Task directions —
Read the lines that follow and pick out every one containing the word "diagram".

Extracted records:
++++

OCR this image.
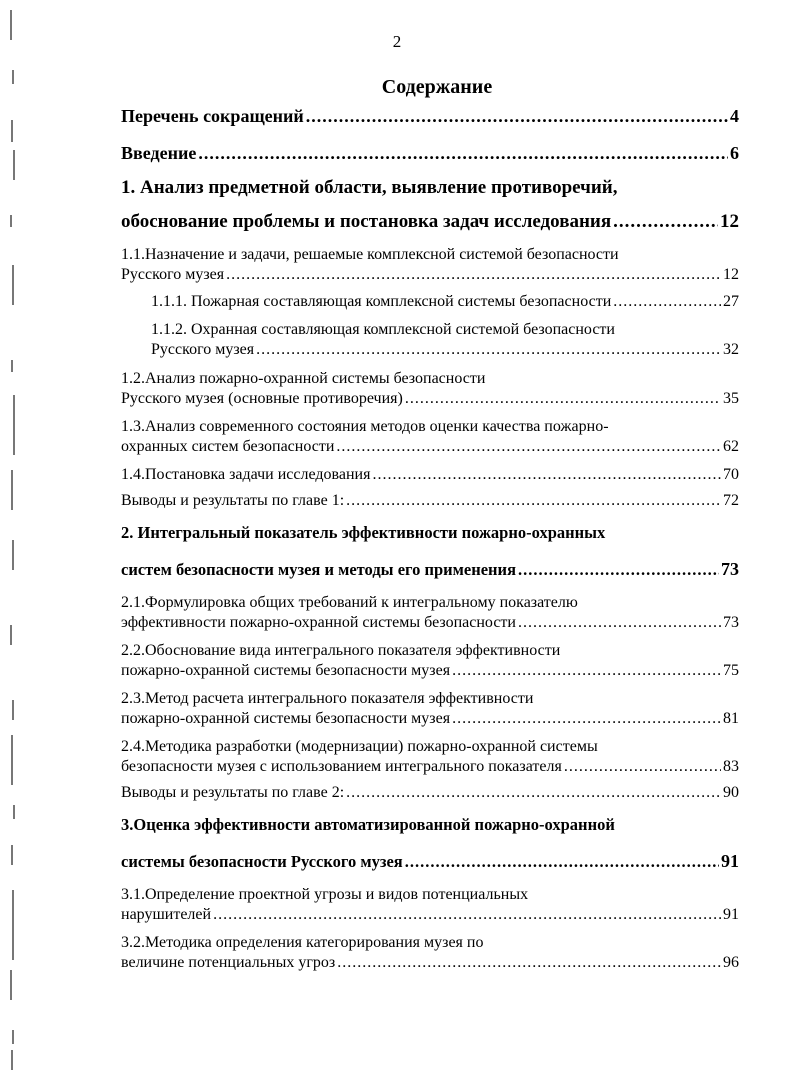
2
Содержание
Перечень сокращений .....	4
Введение .....	6
1. Анализ предметной области, выявление противоречий,
обоснование проблемы и постановка задач исследования .....	12
1.1.Назначение и задачи, решаемые комплексной системой безопасности
Русского музея .....	12
1.1.1. Пожарная составляющая комплексной системы безопасности .....	27
1.1.2. Охранная составляющая комплексной системой безопасности
Русского музея .....	32
1.2.Анализ пожарно-охранной системы безопасности
Русского музея (основные противоречия) .....	35
1.3.Анализ современного состояния методов оценки качества пожарно-
охранных систем безопасности .....	62
1.4.Постановка задачи исследования .....	70
Выводы и результаты по главе 1: .....	72
2. Интегральный показатель эффективности пожарно-охранных
систем безопасности музея и методы его применения .....	73
2.1.Формулировка общих требований к интегральному показателю
эффективности пожарно-охранной системы безопасности .....	73
2.2.Обоснование вида интегрального показателя эффективности
пожарно-охранной системы безопасности музея .....	75
2.3.Метод расчета интегрального показателя эффективности
пожарно-охранной системы безопасности музея .....	81
2.4.Методика разработки (модернизации) пожарно-охранной системы
безопасности музея с использованием интегрального показателя .....	83
Выводы и результаты по главе 2: .....	90
3.Оценка эффективности автоматизированной пожарно-охранной
системы безопасности Русского музея .....	91
3.1.Определение проектной угрозы и видов потенциальных
нарушителей .....	91
3.2.Методика определения категорирования музея по
величине потенциальных угроз .....	96
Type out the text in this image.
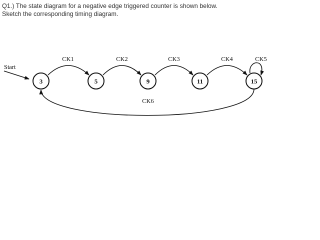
Q1.) The state diagram for a negative edge triggered counter is shown below.
Sketch the corresponding timing diagram.
Start
3	5	9	11	15
CK1	CK2	CK3	CK4	CK5
CK6
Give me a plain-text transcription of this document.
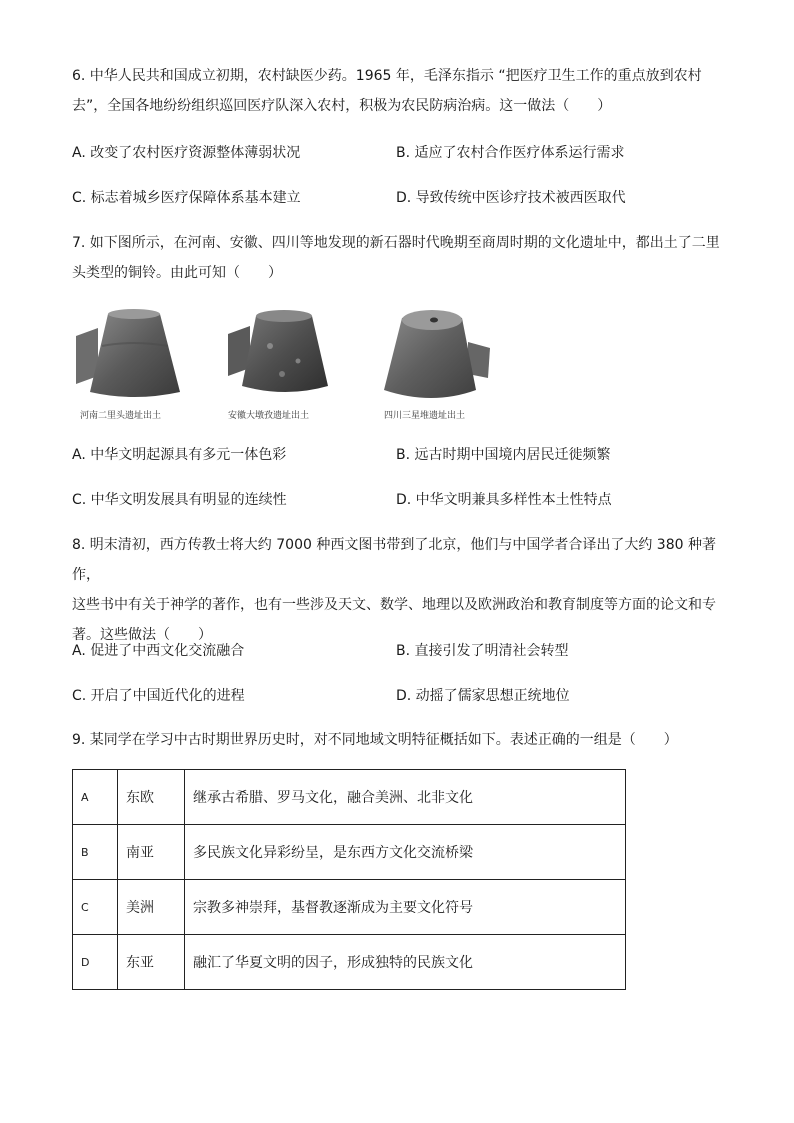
6. 中华人民共和国成立初期，农村缺医少药。1965 年，毛泽东指示 “把医疗卫生工作的重点放到农村
去”，全国各地纷纷组织巡回医疗队深入农村，积极为农民防病治病。这一做法（　　）
A. 改变了农村医疗资源整体薄弱状况	B. 适应了农村合作医疗体系运行需求
C. 标志着城乡医疗保障体系基本建立	D. 导致传统中医诊疗技术被西医取代
7. 如下图所示，在河南、安徽、四川等地发现的新石器时代晚期至商周时期的文化遗址中，都出土了二里
头类型的铜铃。由此可知（　　）
河南二里头遗址出土	安徽大墩孜遗址出土	四川三星堆遗址出土
A. 中华文明起源具有多元一体色彩	B. 远古时期中国境内居民迁徙频繁
C. 中华文明发展具有明显的连续性	D. 中华文明兼具多样性本土性特点
8. 明末清初，西方传教士将大约 7000 种西文图书带到了北京，他们与中国学者合译出了大约 380 种著作，
这些书中有关于神学的著作，也有一些涉及天文、数学、地理以及欧洲政治和教育制度等方面的论文和专
著。这些做法（　　）
A. 促进了中西文化交流融合	B. 直接引发了明清社会转型
C. 开启了中国近代化的进程	D. 动摇了儒家思想正统地位
9. 某同学在学习中古时期世界历史时，对不同地域文明特征概括如下。表述正确的一组是（　　）
A	东欧	继承古希腊、罗马文化，融合美洲、北非文化
B	南亚	多民族文化异彩纷呈，是东西方文化交流桥梁
C	美洲	宗教多神崇拜，基督教逐渐成为主要文化符号
D	东亚	融汇了华夏文明的因子，形成独特的民族文化
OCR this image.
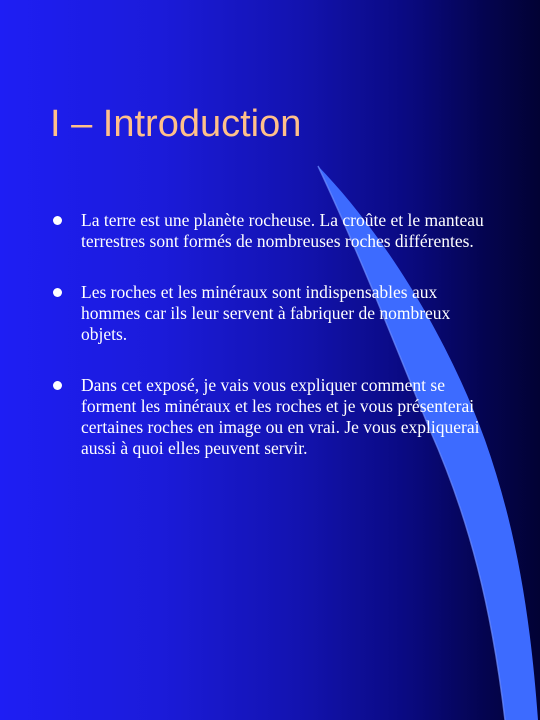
I – Introduction
La terre est une planète rocheuse. La croûte et le manteau terrestres sont formés de nombreuses roches différentes.
Les roches et les minéraux sont indispensables aux hommes car ils leur servent à fabriquer de nombreux objets.
Dans cet exposé, je vais vous expliquer comment se forment les minéraux et les roches et je vous présenterai certaines roches en image ou en vrai. Je vous expliquerai aussi à quoi elles peuvent servir.
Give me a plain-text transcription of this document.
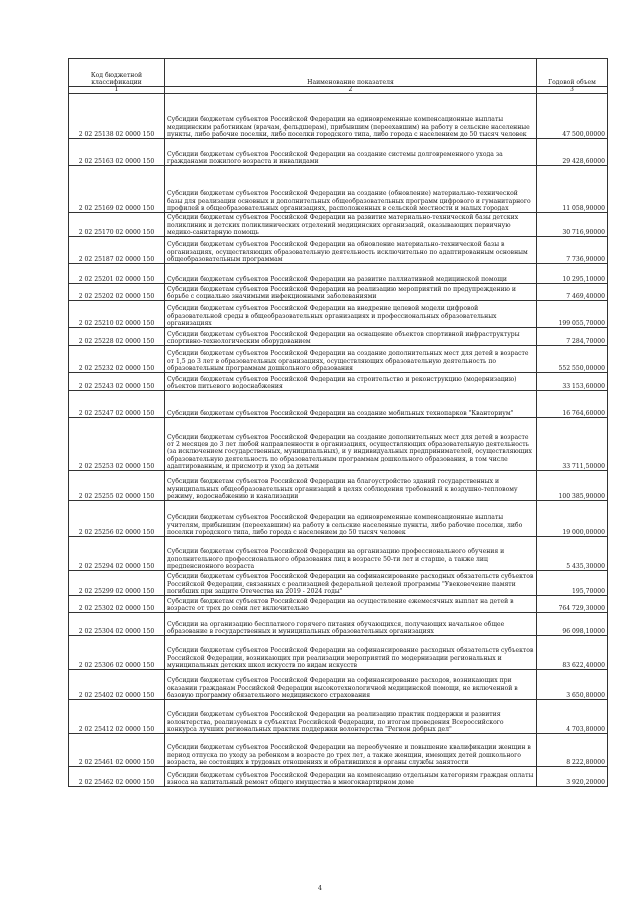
Код бюджетной классификации	Наименование показателя	Годовой объем
1	2	3
2 02 25138 02 0000 150	Субсидии бюджетам субъектов Российской Федерации на единовременные компенсационные выплаты медицинским работникам (врачам, фельдшерам), прибывшим (переехавшим) на работу в сельские населенные пункты, либо рабочие поселки, либо поселки городского типа, либо города с населением до 50 тысяч человек	47 500,00000
2 02 25163 02 0000 150	Субсидии бюджетам субъектов Российской Федерации на создание системы долговременного ухода за гражданами пожилого возраста и инвалидами	29 428,60000
2 02 25169 02 0000 150	Субсидии бюджетам субъектов Российской Федерации на создание (обновление) материально-технической базы для реализации основных и дополнительных общеобразовательных программ цифрового и гуманитарного профилей в общеобразовательных организациях, расположенных в сельской местности и малых городах	11 058,90000
2 02 25170 02 0000 150	Субсидии бюджетам субъектов Российской Федерации на развитие материально-технической базы детских поликлиник и детских поликлинических отделений медицинских организаций, оказывающих первичную медико-санитарную помощь	30 716,90000
2 02 25187 02 0000 150	Субсидии бюджетам субъектов Российской Федерации на обновление материально-технической базы в организациях, осуществляющих образовательную деятельность исключительно по адаптированным основным общеобразовательным программам	7 736,90000
2 02 25201 02 0000 150	Субсидии бюджетам субъектов Российской Федерации на развитие паллиативной медицинской помощи	10 295,10000
2 02 25202 02 0000 150	Субсидии бюджетам субъектов Российской Федерации на реализацию мероприятий по предупреждению и борьбе с социально значимыми инфекционными заболеваниями	7 469,40000
2 02 25210 02 0000 150	Субсидии бюджетам субъектов Российской Федерации на внедрение целевой модели цифровой образовательной среды в общеобразовательных организациях и профессиональных образовательных организациях	199 055,70000
2 02 25228 02 0000 150	Субсидии бюджетам субъектов Российской Федерации на оснащение объектов спортивной инфраструктуры спортивно-технологическим оборудованием	7 284,70000
2 02 25232 02 0000 150	Субсидии бюджетам субъектов Российской Федерации на создание дополнительных мест для детей в возрасте от 1,5 до 3 лет в образовательных организациях, осуществляющих образовательную деятельность по образовательным программам дошкольного образования	552 550,00000
2 02 25243 02 0000 150	Субсидии бюджетам субъектов Российской Федерации на строительство и реконструкцию (модернизацию) объектов питьевого водоснабжения	33 153,60000
2 02 25247 02 0000 150	Субсидии бюджетам субъектов Российской Федерации на создание мобильных технопарков "Кванториум"	16 764,60000
2 02 25253 02 0000 150	Субсидии бюджетам субъектов Российской Федерации на создание дополнительных мест для детей в возрасте от 2 месяцев до 3 лет любой направленности в организациях, осуществляющих образовательную деятельность (за исключением государственных, муниципальных), и у индивидуальных предпринимателей, осуществляющих образовательную деятельность по образовательным программам дошкольного образования, в том числе адаптированным, и присмотр и уход за детьми	33 711,50000
2 02 25255 02 0000 150	Субсидии бюджетам субъектов Российской Федерации на благоустройство зданий государственных и муниципальных общеобразовательных организаций в целях соблюдения требований к воздушно-тепловому режиму, водоснабжению и канализации	100 385,90000
2 02 25256 02 0000 150	Субсидии бюджетам субъектов Российской Федерации на единовременные компенсационные выплаты учителям, прибывшим (переехавшим) на работу в сельские населенные пункты, либо рабочие поселки, либо поселки городского типа, либо города с населением до 50 тысяч человек	19 000,00000
2 02 25294 02 0000 150	Субсидии бюджетам субъектов Российской Федерации на организацию профессионального обучения и дополнительного профессионального образования лиц в возрасте 50-ти лет и старше, а также лиц предпенсионного возраста	5 435,30000
2 02 25299 02 0000 150	Субсидии бюджетам субъектов Российской Федерации на софинансирование расходных обязательств субъектов Российской Федерации, связанных с реализацией федеральной целевой программы "Увековечение памяти погибших при защите Отечества на 2019 - 2024 годы"	195,70000
2 02 25302 02 0000 150	Субсидии бюджетам субъектов Российской Федерации на осуществление ежемесячных выплат на детей в возрасте от трех до семи лет включительно	764 729,30000
2 02 25304 02 0000 150	Субсидии на организацию бесплатного горячего питания обучающихся, получающих начальное общее образование в государственных и муниципальных образовательных организациях	96 098,10000
2 02 25306 02 0000 150	Субсидии бюджетам субъектов Российской Федерации на софинансирование расходных обязательств субъектов Российской Федерации, возникающих при реализации мероприятий по модернизации региональных и муниципальных детских школ искусств по видам искусств	83 622,40000
2 02 25402 02 0000 150	Субсидии бюджетам субъектов Российской Федерации на софинансирование расходов, возникающих при оказании гражданам Российской Федерации высокотехнологичной медицинской помощи, не включенной в базовую программу обязательного медицинского страхования	3 650,80000
2 02 25412 02 0000 150	Субсидии бюджетам субъектов Российской Федерации на реализацию практик поддержки и развития волонтерства, реализуемых в субъектах Российской Федерации, по итогам проведения Всероссийского конкурса лучших региональных практик поддержки волонтерства "Регион добрых дел"	4 703,80000
2 02 25461 02 0000 150	Субсидии бюджетам субъектов Российской Федерации на переобучение и повышение квалификации женщин в период отпуска по уходу за ребенком в возрасте до трех лет, а также женщин, имеющих детей дошкольного возраста, не состоящих в трудовых отношениях и обратившихся в органы службы занятости	8 222,80000
2 02 25462 02 0000 150	Субсидии бюджетам субъектов Российской Федерации на компенсацию отдельным категориям граждан оплаты взноса на капитальный ремонт общего имущества в многоквартирном доме	3 920,20000
4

++++

Final result —
Q1.) The state diagram for a negative edge triggered counter is shown below.
Sketch the corresponding timing diagram.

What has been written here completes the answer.